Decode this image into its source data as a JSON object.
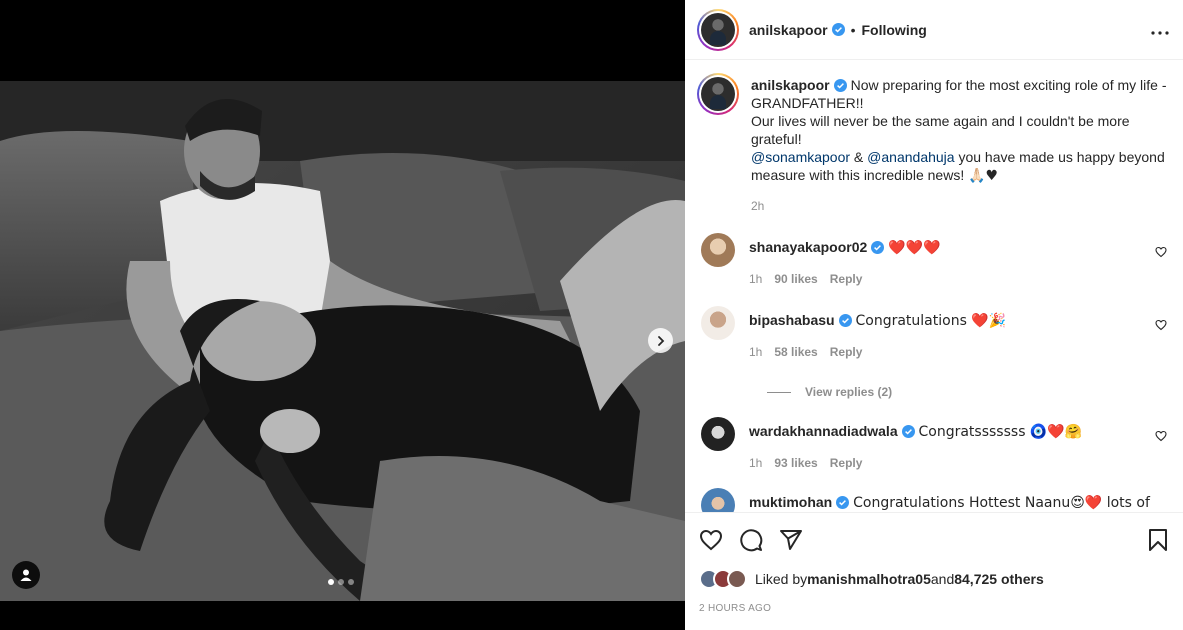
{
  "post": {
    "username": "anilskapoor",
    "follow_status": "Following",
    "bullet": "•",
    "more_icon": "more-horizontal-icon",
    "caption": {
      "line1": "Now preparing for the most exciting role of my life - GRANDFATHER!!",
      "line2": "Our lives will never be the same again and I couldn't be more grateful!",
      "mention1": "@sonamkapoor",
      "amp": " & ",
      "mention2": "@anandahuja",
      "line3": " you have made us happy beyond measure with this incredible news! ",
      "line3_emoji": "🙏🏻♥"
    },
    "caption_time": "2h"
  },
  "comments": [
    {
      "username": "shanayakapoor02",
      "text": "❤️❤️❤️",
      "time": "1h",
      "likes": "90 likes",
      "reply": "Reply"
    },
    {
      "username": "bipashabasu",
      "text": "Congratulations ❤️🎉",
      "time": "1h",
      "likes": "58 likes",
      "reply": "Reply"
    },
    {
      "username": "wardakhannadiadwala",
      "text": "Congratsssssss 🧿❤️🤗",
      "time": "1h",
      "likes": "93 likes",
      "reply": "Reply"
    },
    {
      "username": "muktimohan",
      "text": "Congratulations Hottest Naanu😍❤️ lots of"
    }
  ],
  "view_replies": "View replies (2)",
  "likes_summary": {
    "prefix": "Liked by ",
    "user": "manishmalhotra05",
    "and": " and ",
    "count": "84,725 others"
  },
  "posted_ago": "2 HOURS AGO",
  "icons": {
    "like": "heart-icon",
    "comment": "comment-icon",
    "share": "share-icon",
    "save": "bookmark-icon",
    "next": "chevron-right-icon",
    "tag": "user-tag-icon"
  },
  "colors": {
    "mention": "#00376b",
    "verified": "#3897f0",
    "meta": "#8e8e8e"
  },
  "carousel": {
    "total": 3,
    "current": 1
  }
}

──────────

> PROMPT: Leave the pictures out and reproduce each record exactly as written.

> TASK SOLUTION:
Decode this image into its source data as a JSON object.
{
  "post": {
    "username": "anilskapoor",
    "follow_status": "Following",
    "bullet": "•",
    "more_icon": "more-horizontal-icon",
    "caption": {
      "line1": "Now preparing for the most exciting role of my life - GRANDFATHER!!",
      "line2": "Our lives will never be the same again and I couldn't be more grateful!",
      "mention1": "@sonamkapoor",
      "amp": " & ",
      "mention2": "@anandahuja",
      "line3": " you have made us happy beyond measure with this incredible news! ",
      "line3_emoji": "🙏🏻♥"
    },
    "caption_time": "2h"
  },
  "comments": [
    {
      "username": "shanayakapoor02",
      "text": "❤️❤️❤️",
      "time": "1h",
      "likes": "90 likes",
      "reply": "Reply"
    },
    {
      "username": "bipashabasu",
      "text": "Congratulations ❤️🎉",
      "time": "1h",
      "likes": "58 likes",
      "reply": "Reply"
    },
    {
      "username": "wardakhannadiadwala",
      "text": "Congratsssssss 🧿❤️🤗",
      "time": "1h",
      "likes": "93 likes",
      "reply": "Reply"
    },
    {
      "username": "muktimohan",
      "text": "Congratulations Hottest Naanu😍❤️ lots of"
    }
  ],
  "view_replies": "View replies (2)",
  "likes_summary": {
    "prefix": "Liked by ",
    "user": "manishmalhotra05",
    "and": " and ",
    "count": "84,725 others"
  },
  "posted_ago": "2 HOURS AGO",
  "icons": {
    "like": "heart-icon",
    "comment": "comment-icon",
    "share": "share-icon",
    "save": "bookmark-icon",
    "next": "chevron-right-icon",
    "tag": "user-tag-icon"
  },
  "colors": {
    "mention": "#00376b",
    "verified": "#3897f0",
    "meta": "#8e8e8e"
  },
  "carousel": {
    "total": 3,
    "current": 1
  }
}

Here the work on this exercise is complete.